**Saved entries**
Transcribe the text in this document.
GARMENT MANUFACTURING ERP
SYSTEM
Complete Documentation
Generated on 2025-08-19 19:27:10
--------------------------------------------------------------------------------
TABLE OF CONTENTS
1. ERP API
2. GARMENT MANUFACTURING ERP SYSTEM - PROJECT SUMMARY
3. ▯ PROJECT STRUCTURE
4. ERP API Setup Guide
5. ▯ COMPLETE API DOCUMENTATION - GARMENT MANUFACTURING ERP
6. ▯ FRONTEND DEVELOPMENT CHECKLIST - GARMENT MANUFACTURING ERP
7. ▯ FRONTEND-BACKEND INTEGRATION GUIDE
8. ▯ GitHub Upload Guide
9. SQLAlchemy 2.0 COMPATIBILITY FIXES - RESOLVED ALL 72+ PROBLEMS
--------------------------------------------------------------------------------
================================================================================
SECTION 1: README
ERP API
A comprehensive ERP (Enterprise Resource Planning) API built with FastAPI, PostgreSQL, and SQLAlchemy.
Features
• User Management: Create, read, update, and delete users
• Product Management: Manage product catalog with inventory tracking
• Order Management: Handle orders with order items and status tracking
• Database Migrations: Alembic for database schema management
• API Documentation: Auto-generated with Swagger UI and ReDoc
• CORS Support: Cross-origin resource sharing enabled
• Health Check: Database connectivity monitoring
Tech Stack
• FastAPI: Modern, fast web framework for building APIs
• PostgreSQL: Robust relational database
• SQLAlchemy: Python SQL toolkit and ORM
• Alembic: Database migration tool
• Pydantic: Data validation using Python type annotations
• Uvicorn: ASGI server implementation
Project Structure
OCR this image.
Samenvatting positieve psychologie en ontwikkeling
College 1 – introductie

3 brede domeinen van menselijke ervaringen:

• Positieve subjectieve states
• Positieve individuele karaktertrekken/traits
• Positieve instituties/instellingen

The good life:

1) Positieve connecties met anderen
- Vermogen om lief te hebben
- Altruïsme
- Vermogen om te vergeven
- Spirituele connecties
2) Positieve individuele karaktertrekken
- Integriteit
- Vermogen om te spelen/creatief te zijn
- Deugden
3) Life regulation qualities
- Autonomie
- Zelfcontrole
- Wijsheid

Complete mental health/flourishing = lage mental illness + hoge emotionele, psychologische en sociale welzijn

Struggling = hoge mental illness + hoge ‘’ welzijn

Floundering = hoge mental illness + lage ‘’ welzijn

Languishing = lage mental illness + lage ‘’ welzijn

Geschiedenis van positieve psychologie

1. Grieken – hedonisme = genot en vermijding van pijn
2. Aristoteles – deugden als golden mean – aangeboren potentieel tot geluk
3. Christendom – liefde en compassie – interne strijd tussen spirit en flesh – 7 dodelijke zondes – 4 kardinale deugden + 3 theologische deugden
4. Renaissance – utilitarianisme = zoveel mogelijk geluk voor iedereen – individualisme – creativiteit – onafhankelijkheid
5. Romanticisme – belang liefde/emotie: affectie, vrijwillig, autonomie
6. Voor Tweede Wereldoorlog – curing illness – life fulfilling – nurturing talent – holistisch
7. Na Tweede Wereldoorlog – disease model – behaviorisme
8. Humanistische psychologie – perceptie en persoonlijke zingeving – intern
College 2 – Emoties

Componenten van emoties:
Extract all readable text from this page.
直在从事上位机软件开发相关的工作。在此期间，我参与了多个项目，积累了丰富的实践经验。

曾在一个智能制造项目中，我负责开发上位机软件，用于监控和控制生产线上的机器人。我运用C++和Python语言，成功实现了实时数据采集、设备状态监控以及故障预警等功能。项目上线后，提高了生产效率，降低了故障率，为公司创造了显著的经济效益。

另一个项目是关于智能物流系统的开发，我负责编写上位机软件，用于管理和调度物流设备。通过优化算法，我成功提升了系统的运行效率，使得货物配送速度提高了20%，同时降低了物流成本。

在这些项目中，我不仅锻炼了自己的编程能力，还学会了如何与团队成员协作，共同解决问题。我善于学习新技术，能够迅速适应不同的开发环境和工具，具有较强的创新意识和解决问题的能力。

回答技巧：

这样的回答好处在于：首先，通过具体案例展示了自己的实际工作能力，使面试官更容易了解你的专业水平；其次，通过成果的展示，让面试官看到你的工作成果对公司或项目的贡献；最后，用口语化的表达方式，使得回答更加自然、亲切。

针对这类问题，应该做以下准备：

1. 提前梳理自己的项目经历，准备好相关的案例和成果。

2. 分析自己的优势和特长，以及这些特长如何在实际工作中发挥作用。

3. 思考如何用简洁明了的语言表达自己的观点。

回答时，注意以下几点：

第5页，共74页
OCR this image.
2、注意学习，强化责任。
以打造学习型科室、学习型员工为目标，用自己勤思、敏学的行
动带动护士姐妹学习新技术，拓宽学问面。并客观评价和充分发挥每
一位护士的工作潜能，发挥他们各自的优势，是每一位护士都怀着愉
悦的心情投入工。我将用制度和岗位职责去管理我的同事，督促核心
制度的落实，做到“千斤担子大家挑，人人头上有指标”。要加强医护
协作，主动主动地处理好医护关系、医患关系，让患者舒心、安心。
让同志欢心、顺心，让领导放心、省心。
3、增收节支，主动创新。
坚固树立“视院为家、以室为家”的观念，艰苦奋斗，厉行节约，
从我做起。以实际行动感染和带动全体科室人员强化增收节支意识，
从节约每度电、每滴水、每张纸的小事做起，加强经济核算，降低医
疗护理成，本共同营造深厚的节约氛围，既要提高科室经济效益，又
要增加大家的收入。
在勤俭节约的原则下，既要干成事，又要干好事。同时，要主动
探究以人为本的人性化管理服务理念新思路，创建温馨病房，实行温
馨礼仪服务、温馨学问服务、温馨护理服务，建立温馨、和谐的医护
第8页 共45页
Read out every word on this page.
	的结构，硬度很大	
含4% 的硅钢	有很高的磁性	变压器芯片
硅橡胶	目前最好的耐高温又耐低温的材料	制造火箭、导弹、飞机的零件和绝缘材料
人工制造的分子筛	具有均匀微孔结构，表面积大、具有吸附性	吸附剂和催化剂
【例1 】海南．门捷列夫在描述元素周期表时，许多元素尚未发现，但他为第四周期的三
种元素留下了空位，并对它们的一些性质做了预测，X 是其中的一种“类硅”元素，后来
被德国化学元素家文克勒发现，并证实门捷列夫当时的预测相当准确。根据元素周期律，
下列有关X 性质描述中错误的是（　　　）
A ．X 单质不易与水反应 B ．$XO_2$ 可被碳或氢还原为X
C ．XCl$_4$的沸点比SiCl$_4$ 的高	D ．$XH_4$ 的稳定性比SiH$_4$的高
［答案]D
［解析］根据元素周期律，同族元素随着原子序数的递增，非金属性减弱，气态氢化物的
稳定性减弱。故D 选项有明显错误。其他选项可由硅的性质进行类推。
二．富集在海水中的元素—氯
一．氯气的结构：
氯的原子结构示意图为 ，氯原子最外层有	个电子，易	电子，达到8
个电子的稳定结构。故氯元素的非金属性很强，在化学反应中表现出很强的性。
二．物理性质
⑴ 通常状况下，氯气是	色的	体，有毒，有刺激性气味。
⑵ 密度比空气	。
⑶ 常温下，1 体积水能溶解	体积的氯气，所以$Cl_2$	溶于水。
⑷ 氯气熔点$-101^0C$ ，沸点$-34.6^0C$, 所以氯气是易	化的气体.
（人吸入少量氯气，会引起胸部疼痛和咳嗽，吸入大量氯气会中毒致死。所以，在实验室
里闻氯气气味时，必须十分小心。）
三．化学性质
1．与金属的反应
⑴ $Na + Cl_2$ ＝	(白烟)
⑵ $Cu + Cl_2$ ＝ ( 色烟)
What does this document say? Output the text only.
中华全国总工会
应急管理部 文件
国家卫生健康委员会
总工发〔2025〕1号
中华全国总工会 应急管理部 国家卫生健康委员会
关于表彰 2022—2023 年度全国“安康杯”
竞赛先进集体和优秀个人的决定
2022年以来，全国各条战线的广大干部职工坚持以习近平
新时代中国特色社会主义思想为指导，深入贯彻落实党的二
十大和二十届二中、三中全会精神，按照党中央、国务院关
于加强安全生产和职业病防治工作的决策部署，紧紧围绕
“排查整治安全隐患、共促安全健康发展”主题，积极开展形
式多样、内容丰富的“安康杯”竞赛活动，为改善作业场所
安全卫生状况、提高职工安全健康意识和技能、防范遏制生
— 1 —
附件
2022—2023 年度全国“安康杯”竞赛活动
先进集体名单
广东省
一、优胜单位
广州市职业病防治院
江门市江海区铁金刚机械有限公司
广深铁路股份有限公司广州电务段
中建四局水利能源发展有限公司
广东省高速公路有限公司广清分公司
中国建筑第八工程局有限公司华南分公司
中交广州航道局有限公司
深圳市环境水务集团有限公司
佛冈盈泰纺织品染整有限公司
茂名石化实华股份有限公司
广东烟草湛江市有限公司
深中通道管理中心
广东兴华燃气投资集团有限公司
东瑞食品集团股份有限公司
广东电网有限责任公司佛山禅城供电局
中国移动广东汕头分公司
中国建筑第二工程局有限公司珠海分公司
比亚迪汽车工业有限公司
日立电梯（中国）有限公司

**Job**
State how many lines include the string "karaktertrekken". Give no other information.

**Right answer**
2